* MATERIAL TO PROCESS:
------------

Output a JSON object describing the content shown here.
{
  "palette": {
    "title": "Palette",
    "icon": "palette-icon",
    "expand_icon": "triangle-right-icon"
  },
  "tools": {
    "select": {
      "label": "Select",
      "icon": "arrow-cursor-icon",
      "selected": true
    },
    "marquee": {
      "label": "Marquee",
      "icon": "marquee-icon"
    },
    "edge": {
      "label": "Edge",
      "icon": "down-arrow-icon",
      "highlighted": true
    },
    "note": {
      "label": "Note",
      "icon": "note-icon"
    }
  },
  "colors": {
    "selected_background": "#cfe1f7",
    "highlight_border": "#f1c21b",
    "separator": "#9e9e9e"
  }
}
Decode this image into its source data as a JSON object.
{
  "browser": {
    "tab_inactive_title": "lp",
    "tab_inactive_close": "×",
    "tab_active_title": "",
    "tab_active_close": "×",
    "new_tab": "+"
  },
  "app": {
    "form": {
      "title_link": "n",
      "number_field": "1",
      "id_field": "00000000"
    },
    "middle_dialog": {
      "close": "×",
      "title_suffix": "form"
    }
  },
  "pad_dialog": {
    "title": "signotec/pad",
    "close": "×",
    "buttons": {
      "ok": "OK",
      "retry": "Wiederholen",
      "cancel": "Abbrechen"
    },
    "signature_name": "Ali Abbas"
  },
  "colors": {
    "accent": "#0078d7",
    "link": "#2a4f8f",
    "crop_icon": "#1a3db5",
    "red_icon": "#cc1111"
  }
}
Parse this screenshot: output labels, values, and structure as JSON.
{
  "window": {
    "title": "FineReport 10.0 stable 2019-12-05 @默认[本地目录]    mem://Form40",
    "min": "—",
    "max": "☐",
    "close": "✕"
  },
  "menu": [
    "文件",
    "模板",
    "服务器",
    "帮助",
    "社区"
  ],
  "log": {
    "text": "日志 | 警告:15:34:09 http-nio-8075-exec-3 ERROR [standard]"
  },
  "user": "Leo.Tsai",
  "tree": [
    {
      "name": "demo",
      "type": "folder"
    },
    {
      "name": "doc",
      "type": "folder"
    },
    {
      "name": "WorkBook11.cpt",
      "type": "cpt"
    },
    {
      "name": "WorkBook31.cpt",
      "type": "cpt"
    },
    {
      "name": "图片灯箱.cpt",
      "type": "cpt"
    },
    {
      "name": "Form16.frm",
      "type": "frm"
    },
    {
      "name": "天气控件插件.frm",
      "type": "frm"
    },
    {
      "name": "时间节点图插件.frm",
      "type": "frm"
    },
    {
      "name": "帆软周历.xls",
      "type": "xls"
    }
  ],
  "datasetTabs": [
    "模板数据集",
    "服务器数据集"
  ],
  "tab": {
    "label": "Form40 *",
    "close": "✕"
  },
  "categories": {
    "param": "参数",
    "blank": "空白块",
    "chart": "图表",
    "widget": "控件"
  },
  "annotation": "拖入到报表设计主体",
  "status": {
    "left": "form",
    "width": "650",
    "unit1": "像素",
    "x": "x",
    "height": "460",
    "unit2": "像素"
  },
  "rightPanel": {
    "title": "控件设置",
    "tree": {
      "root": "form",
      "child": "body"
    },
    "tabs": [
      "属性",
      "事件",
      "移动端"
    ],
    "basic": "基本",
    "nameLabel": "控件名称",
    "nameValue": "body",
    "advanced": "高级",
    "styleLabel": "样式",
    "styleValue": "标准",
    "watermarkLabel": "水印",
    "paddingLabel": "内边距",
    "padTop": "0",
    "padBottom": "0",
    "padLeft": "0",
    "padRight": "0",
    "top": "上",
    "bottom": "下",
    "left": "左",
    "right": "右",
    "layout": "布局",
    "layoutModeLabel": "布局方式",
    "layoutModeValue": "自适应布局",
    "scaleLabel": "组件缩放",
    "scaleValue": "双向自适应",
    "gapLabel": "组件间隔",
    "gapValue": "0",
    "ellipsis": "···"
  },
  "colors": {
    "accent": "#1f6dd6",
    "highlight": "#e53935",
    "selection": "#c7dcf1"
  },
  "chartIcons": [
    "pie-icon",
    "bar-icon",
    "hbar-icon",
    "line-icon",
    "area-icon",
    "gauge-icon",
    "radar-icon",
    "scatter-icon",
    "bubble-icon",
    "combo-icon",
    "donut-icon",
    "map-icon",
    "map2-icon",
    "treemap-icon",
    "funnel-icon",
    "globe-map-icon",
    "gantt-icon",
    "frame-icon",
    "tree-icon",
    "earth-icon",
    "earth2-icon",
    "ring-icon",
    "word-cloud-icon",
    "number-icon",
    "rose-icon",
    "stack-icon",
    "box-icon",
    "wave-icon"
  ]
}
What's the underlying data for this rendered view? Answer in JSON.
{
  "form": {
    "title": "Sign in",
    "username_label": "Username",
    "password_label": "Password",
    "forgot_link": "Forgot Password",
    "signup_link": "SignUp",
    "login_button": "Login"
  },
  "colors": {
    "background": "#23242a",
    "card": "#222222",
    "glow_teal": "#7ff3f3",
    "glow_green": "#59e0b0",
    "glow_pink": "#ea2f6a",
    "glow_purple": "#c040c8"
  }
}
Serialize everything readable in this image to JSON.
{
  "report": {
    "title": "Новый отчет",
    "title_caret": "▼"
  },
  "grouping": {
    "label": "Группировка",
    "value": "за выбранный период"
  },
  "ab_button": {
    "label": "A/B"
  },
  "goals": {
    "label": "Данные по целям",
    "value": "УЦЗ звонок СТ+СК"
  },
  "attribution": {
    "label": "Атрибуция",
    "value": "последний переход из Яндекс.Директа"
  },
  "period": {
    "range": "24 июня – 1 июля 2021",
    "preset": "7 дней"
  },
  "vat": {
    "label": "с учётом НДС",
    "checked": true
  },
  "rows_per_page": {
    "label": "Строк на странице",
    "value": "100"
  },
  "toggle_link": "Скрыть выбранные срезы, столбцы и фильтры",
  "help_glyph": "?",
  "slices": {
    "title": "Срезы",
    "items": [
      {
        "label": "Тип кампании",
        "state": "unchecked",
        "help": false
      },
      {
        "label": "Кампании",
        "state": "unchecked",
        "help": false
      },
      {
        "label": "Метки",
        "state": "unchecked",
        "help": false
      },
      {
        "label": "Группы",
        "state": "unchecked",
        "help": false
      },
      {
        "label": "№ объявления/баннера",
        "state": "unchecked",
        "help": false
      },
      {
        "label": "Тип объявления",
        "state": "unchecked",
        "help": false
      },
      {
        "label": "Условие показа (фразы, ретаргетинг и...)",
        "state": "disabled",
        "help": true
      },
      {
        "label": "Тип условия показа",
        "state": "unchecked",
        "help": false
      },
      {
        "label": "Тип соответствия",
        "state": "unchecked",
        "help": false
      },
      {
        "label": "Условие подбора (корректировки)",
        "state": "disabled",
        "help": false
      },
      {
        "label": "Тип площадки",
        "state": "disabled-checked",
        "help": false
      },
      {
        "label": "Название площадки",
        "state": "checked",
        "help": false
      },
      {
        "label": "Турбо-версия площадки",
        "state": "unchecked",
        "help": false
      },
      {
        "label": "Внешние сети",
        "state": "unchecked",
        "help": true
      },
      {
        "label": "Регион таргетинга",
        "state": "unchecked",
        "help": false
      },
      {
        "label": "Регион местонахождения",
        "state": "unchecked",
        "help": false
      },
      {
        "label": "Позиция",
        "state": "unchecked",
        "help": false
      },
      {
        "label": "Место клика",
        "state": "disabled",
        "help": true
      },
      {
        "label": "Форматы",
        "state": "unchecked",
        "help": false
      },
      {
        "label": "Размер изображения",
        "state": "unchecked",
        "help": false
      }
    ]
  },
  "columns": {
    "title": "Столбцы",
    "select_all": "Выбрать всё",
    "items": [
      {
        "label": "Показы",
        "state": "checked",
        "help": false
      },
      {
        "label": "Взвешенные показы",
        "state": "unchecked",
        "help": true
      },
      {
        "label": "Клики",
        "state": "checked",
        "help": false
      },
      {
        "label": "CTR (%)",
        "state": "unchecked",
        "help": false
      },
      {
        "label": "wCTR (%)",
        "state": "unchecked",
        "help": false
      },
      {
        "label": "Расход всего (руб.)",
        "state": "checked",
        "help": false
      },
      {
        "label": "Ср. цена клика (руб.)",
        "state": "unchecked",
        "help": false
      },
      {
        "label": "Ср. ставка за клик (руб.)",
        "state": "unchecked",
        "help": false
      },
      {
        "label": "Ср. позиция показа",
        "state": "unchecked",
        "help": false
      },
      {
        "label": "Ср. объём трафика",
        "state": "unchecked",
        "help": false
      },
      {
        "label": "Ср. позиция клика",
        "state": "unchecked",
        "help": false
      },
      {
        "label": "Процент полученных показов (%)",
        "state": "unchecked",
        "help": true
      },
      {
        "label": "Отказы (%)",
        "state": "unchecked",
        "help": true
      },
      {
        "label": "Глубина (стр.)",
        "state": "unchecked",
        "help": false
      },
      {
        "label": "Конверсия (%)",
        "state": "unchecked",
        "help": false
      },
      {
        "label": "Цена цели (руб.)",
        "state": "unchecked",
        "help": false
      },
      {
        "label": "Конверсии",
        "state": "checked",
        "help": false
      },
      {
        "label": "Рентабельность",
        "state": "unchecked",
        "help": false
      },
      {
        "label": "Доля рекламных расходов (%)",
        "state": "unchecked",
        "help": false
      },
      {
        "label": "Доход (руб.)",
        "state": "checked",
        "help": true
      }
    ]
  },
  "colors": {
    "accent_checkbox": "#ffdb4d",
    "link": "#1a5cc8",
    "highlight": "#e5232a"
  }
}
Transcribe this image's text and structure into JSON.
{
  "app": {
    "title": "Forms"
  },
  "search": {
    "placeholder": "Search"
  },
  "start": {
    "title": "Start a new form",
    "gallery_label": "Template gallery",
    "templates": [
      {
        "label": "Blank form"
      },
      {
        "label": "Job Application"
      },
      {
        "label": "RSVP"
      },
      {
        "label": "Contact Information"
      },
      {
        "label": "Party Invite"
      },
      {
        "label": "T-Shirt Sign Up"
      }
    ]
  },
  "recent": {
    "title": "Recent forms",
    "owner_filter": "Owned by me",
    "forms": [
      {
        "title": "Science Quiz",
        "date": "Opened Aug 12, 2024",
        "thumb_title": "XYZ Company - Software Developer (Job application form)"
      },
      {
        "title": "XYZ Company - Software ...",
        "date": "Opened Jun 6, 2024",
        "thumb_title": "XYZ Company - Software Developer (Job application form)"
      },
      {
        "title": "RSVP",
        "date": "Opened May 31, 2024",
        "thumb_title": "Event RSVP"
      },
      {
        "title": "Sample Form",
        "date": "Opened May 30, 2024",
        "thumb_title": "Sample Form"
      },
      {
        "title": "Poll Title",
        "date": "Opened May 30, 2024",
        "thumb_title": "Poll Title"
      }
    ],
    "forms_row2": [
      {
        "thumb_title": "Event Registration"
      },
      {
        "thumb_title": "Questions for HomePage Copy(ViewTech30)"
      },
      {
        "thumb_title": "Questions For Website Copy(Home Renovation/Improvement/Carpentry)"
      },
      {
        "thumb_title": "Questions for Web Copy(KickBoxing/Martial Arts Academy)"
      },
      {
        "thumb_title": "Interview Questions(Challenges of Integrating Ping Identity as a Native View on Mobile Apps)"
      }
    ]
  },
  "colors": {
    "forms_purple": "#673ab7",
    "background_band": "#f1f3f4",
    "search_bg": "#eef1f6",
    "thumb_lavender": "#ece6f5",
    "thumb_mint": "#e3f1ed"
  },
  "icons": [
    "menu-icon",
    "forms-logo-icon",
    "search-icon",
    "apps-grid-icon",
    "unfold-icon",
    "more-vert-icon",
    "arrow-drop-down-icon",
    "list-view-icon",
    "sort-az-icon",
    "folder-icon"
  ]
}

------------

* WORK TO COMPLETE: From the records given above, copy all lines containing "показа".

* WRITTEN ANSWER:
        "label": "Условие показа (фразы, ретаргетинг и...)",
        "label": "Тип условия показа",
        "label": "Ср. позиция показа",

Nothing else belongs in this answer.